## BEGIN DATA IN THIS EXERCISE
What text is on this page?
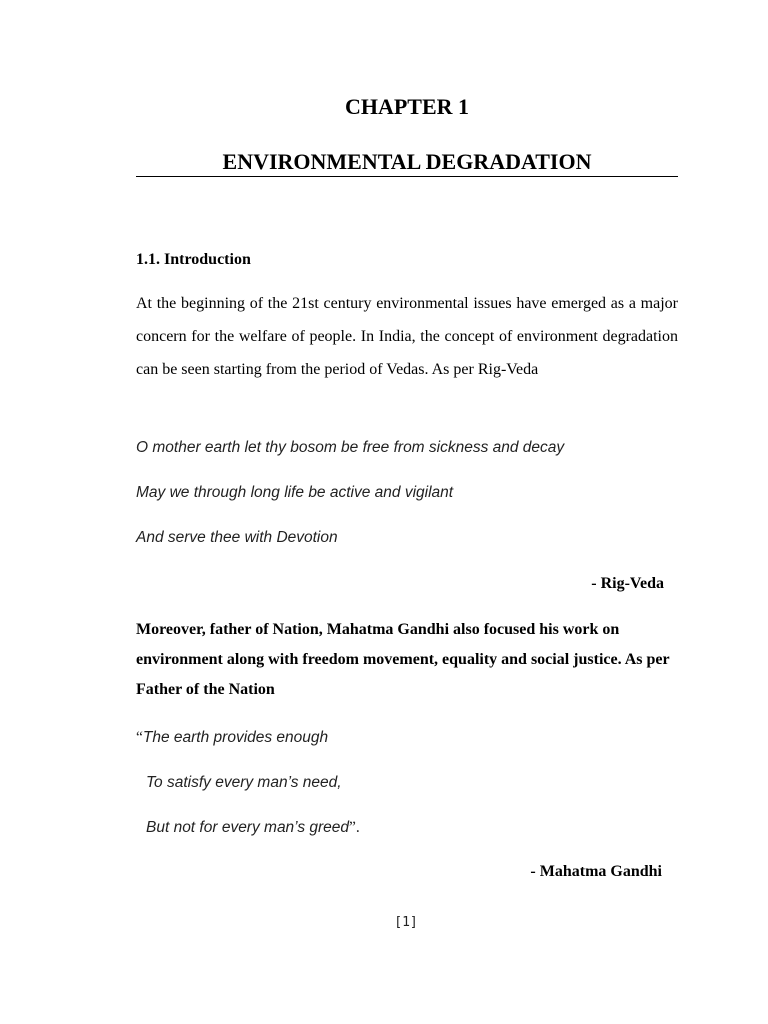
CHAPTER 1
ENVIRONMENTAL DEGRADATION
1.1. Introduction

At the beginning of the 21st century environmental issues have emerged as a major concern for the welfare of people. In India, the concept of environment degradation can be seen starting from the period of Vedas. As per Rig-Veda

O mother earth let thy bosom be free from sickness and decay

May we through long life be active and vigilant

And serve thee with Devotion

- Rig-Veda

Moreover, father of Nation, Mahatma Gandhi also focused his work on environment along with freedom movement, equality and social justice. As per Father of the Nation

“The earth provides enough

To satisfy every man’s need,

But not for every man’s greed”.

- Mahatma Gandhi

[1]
## END DATA IN THIS EXERCISE
WHAT NEEDS TO BE DONE ->
Transcribe all of the material exactly, leaving out whatever pictures it contains.

ANSWER TO THE TASK ->
What text is on this page?
CHAPTER 1
ENVIRONMENTAL DEGRADATION
1.1. Introduction

At the beginning of the 21st century environmental issues have emerged as a major concern for the welfare of people. In India, the concept of environment degradation can be seen starting from the period of Vedas. As per Rig-Veda

O mother earth let thy bosom be free from sickness and decay

May we through long life be active and vigilant

And serve thee with Devotion

- Rig-Veda

Moreover, father of Nation, Mahatma Gandhi also focused his work on environment along with freedom movement, equality and social justice. As per Father of the Nation

“The earth provides enough

To satisfy every man’s need,

But not for every man’s greed”.

- Mahatma Gandhi

[1]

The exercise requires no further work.